DATA ENTRIES>
------------
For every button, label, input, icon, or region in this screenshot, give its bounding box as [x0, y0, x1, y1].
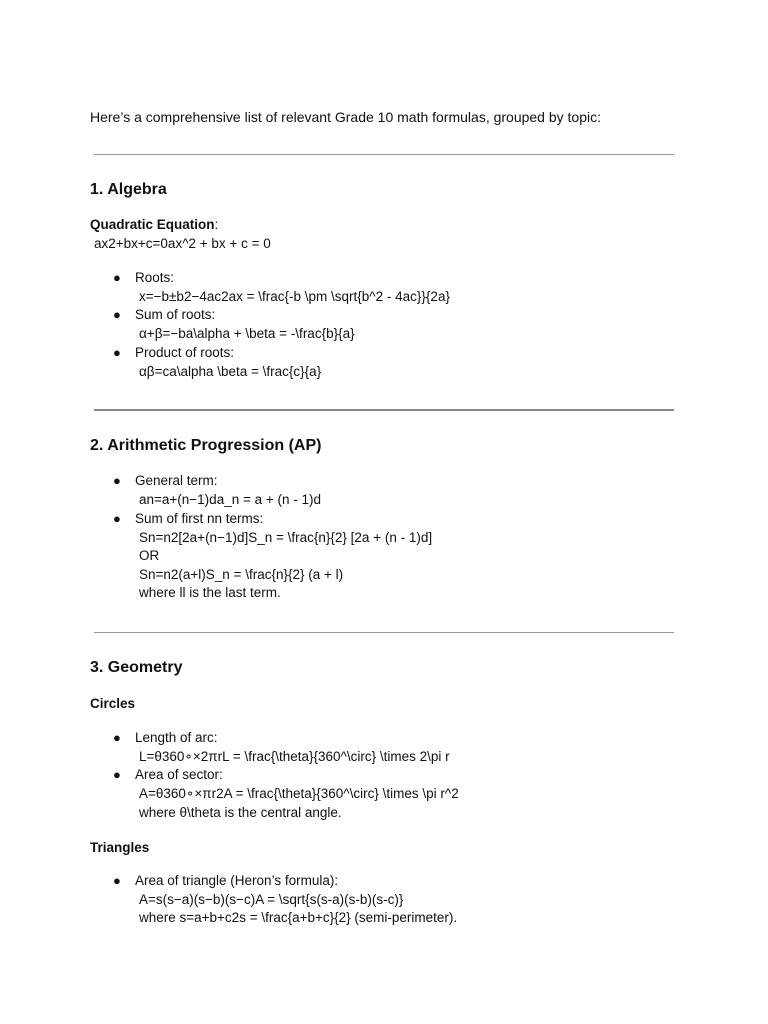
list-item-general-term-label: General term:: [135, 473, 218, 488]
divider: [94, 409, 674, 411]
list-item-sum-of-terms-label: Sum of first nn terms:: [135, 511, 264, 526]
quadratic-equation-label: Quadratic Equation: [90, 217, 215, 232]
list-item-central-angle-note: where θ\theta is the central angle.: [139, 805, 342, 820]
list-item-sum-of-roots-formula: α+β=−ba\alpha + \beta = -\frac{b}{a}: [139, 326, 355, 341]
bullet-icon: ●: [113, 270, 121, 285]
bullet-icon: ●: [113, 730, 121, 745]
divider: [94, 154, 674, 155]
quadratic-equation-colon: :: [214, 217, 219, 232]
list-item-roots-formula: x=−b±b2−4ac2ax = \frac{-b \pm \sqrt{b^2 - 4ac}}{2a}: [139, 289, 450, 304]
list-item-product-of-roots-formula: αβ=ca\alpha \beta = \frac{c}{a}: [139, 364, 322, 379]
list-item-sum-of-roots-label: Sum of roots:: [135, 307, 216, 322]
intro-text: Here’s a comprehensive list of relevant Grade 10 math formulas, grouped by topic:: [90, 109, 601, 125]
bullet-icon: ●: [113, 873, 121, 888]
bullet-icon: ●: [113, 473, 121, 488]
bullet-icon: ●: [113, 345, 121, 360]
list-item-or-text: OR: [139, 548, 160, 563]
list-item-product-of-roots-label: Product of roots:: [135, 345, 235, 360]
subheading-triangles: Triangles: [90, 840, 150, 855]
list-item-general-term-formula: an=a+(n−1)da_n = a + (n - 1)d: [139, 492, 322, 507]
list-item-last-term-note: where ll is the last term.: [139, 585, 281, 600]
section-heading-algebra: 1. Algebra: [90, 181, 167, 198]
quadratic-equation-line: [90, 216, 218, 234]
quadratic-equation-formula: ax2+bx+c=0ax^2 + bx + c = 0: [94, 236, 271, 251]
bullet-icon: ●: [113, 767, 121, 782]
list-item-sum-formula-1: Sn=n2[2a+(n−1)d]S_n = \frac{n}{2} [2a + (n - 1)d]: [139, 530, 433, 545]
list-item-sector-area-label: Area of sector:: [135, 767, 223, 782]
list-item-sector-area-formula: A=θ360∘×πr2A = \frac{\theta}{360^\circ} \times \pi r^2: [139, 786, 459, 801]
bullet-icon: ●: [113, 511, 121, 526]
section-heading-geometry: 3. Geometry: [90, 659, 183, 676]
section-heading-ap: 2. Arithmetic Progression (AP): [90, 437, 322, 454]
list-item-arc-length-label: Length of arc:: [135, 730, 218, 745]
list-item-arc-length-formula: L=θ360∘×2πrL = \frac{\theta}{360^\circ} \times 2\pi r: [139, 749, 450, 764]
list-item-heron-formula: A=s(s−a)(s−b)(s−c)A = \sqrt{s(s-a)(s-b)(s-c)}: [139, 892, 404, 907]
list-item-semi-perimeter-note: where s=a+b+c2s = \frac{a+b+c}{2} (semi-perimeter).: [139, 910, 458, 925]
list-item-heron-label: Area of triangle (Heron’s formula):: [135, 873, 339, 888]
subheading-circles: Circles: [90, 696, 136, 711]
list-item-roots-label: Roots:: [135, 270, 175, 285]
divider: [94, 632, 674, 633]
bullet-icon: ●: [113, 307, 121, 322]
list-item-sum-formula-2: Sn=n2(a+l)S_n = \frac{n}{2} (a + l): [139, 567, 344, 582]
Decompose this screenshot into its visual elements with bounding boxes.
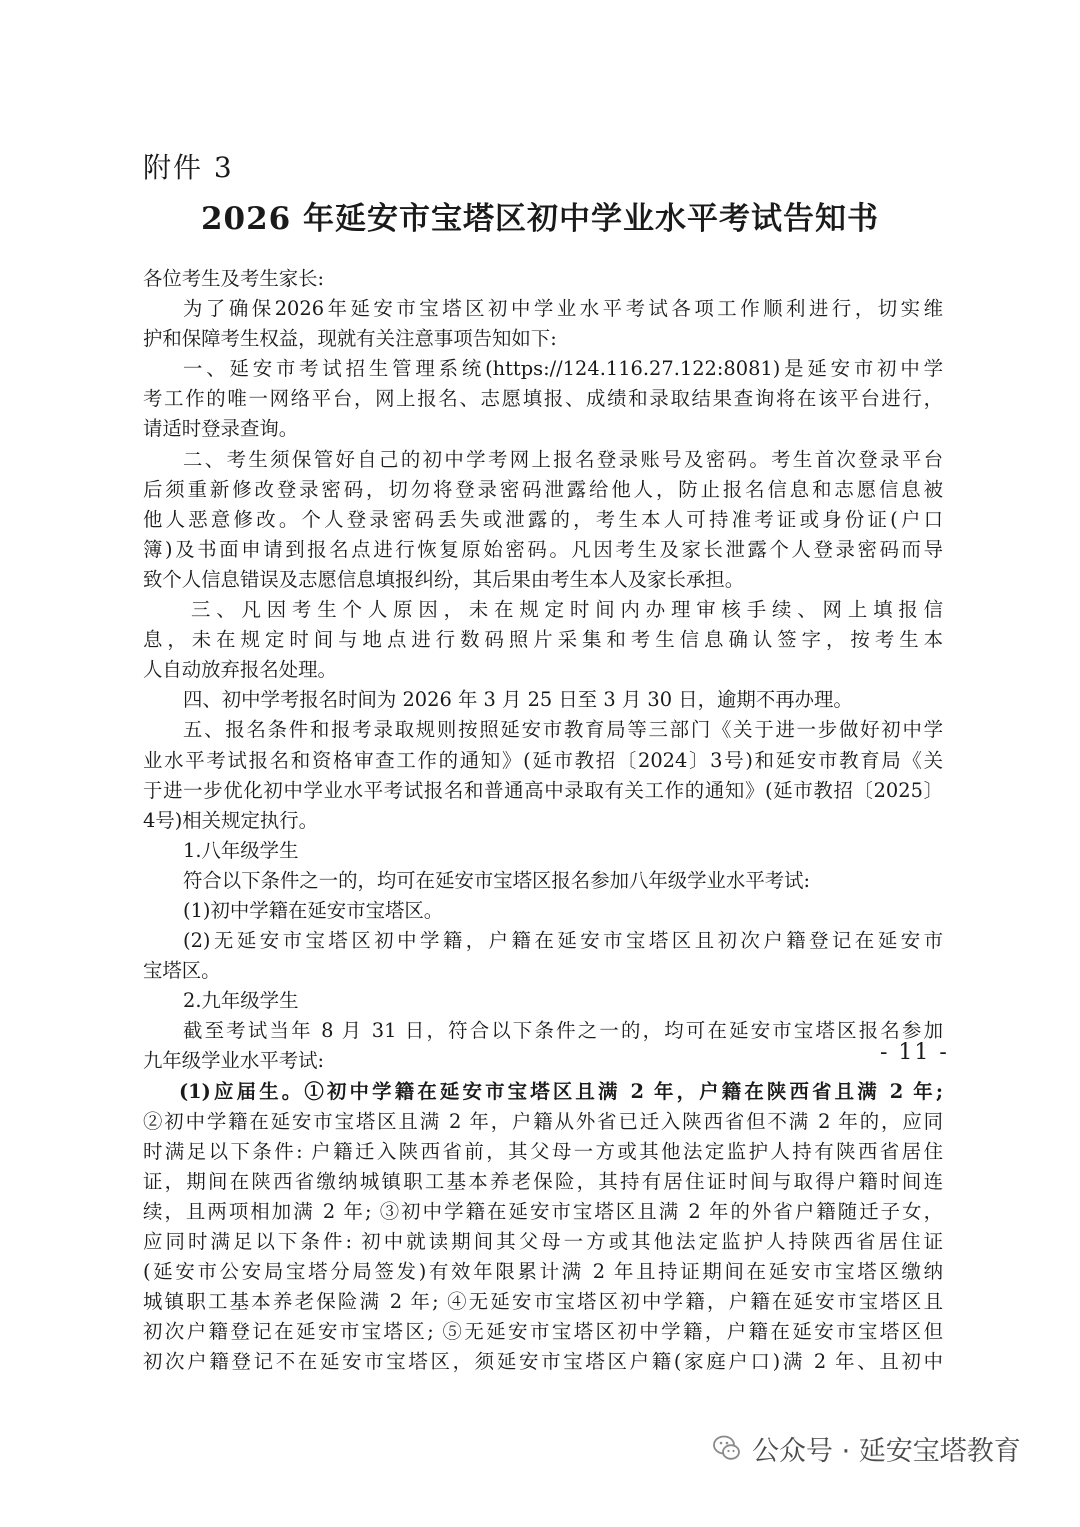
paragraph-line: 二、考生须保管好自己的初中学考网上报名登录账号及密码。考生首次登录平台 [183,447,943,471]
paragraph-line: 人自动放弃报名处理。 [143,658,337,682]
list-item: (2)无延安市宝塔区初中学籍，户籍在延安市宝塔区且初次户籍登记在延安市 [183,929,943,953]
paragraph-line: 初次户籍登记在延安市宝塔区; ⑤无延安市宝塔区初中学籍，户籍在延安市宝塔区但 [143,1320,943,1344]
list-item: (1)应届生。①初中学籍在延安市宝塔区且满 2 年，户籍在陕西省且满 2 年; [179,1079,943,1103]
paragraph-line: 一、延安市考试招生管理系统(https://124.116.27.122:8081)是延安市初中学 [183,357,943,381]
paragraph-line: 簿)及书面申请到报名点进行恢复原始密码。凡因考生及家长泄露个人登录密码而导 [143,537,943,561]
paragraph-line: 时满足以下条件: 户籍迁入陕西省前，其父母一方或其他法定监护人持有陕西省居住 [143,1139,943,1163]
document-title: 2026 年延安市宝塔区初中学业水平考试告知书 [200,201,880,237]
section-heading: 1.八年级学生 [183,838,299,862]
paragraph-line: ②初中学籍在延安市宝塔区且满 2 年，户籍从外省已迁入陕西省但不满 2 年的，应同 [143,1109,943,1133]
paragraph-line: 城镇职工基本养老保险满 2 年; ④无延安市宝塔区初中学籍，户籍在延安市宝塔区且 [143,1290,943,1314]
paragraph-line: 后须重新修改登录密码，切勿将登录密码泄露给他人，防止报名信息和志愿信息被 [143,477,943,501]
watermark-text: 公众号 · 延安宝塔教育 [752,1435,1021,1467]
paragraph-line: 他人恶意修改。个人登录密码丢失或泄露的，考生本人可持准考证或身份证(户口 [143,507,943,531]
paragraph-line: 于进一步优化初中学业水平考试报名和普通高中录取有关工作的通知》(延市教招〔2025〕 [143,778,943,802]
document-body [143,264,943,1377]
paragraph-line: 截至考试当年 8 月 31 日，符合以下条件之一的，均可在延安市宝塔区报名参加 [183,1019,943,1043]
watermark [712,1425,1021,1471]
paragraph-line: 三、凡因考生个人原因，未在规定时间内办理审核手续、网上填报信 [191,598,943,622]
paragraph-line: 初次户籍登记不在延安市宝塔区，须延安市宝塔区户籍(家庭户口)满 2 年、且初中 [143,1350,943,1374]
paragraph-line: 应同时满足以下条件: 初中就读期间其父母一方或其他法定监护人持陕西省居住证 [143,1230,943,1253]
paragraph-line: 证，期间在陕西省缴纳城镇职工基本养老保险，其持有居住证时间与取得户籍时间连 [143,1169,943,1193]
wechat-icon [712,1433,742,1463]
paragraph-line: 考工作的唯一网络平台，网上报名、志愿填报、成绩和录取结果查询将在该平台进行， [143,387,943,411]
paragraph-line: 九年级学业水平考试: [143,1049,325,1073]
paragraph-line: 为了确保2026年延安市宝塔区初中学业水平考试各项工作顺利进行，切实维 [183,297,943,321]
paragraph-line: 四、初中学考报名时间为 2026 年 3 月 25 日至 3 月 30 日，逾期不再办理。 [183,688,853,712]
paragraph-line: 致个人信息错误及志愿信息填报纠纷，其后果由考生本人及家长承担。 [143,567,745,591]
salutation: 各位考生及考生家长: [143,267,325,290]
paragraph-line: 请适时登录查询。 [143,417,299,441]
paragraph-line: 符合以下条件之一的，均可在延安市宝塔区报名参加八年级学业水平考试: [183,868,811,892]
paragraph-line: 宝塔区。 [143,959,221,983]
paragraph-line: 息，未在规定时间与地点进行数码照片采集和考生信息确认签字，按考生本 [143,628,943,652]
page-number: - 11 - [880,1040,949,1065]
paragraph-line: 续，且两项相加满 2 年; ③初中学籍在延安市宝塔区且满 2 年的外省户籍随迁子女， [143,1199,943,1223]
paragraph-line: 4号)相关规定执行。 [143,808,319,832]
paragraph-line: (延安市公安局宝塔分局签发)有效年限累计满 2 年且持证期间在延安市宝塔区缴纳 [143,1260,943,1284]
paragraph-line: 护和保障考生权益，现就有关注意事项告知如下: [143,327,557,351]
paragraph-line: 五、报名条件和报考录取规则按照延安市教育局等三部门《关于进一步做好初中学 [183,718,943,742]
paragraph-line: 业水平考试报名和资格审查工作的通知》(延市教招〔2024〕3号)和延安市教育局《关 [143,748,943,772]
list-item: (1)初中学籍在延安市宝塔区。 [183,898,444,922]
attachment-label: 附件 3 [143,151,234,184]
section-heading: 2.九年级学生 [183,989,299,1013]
------------
DO THIS>
Reproduce the rows verbatim, beginning with the line that contains "473, 218, 488]" and ending with the line that contains "289, 450, 304]", both included.

EXERCISE RESULT>
list-item-general-term-label: General term:: [135, 473, 218, 488]
divider: [94, 409, 674, 411]
list-item-sum-of-terms-label: Sum of first nn terms:: [135, 511, 264, 526]
quadratic-equation-label: Quadratic Equation: [90, 217, 215, 232]
list-item-central-angle-note: where θ\theta is the central angle.: [139, 805, 342, 820]
list-item-sum-of-roots-formula: α+β=−ba\alpha + \beta = -\frac{b}{a}: [139, 326, 355, 341]
bullet-icon: ●: [113, 270, 121, 285]
bullet-icon: ●: [113, 730, 121, 745]
divider: [94, 154, 674, 155]
quadratic-equation-colon: :: [214, 217, 219, 232]
list-item-roots-formula: x=−b±b2−4ac2ax = \frac{-b \pm \sqrt{b^2 - 4ac}}{2a}: [139, 289, 450, 304]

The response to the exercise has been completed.